- _Aim of the task_
Locate the lines where "solution" occurs and copy them as they stand.

- _Source data_
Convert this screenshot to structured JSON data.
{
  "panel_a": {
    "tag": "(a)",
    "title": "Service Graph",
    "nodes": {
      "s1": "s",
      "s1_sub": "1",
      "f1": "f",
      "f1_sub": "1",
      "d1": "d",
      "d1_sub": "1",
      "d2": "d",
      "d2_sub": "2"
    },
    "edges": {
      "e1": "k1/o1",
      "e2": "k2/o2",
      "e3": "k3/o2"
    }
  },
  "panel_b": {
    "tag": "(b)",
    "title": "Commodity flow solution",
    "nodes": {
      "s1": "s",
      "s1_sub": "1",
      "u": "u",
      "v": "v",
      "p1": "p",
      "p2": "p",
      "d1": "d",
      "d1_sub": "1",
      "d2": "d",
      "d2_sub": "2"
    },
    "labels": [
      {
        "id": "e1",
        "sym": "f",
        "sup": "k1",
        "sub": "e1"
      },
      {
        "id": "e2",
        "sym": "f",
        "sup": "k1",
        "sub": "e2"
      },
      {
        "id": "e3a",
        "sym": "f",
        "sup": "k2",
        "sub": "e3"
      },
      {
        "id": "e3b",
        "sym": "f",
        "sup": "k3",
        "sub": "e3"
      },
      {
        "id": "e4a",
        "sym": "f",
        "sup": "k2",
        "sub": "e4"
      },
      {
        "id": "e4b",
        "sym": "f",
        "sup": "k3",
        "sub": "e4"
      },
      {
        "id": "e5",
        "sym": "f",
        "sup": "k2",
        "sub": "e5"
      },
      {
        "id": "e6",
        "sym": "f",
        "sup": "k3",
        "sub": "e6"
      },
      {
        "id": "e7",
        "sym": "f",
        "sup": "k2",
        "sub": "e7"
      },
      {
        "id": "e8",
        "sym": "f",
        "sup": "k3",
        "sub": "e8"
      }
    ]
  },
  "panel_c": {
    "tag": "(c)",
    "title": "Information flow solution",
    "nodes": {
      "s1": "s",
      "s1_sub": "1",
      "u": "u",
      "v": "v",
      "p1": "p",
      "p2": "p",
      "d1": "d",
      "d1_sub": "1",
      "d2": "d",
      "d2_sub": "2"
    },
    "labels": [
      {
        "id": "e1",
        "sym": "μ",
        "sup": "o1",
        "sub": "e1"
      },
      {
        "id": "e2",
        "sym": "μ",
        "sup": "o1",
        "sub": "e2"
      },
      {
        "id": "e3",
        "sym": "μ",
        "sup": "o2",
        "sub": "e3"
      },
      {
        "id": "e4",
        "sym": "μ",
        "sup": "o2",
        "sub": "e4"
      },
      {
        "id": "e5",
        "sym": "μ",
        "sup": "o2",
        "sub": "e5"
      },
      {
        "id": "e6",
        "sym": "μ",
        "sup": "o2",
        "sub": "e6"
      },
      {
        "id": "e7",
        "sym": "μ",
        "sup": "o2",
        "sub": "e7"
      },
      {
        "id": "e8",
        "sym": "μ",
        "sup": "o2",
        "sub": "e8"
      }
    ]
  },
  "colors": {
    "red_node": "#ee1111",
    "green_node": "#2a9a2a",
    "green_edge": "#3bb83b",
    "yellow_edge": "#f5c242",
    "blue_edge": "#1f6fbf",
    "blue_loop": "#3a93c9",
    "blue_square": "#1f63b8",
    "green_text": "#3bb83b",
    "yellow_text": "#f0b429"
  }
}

--

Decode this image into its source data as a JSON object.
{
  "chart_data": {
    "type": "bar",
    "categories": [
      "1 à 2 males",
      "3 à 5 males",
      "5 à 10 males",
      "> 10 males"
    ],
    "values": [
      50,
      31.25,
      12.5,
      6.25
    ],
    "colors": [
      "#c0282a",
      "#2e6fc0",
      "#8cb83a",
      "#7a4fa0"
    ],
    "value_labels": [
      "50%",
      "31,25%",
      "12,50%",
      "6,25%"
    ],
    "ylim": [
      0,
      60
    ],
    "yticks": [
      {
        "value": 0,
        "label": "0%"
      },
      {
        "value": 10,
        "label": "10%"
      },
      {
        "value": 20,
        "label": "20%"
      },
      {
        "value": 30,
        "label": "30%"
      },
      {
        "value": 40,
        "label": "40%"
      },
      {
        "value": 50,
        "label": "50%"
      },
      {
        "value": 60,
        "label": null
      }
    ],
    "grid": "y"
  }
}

- _Response to this exercise_
    "title": "Commodity flow solution",
    "title": "Information flow solution",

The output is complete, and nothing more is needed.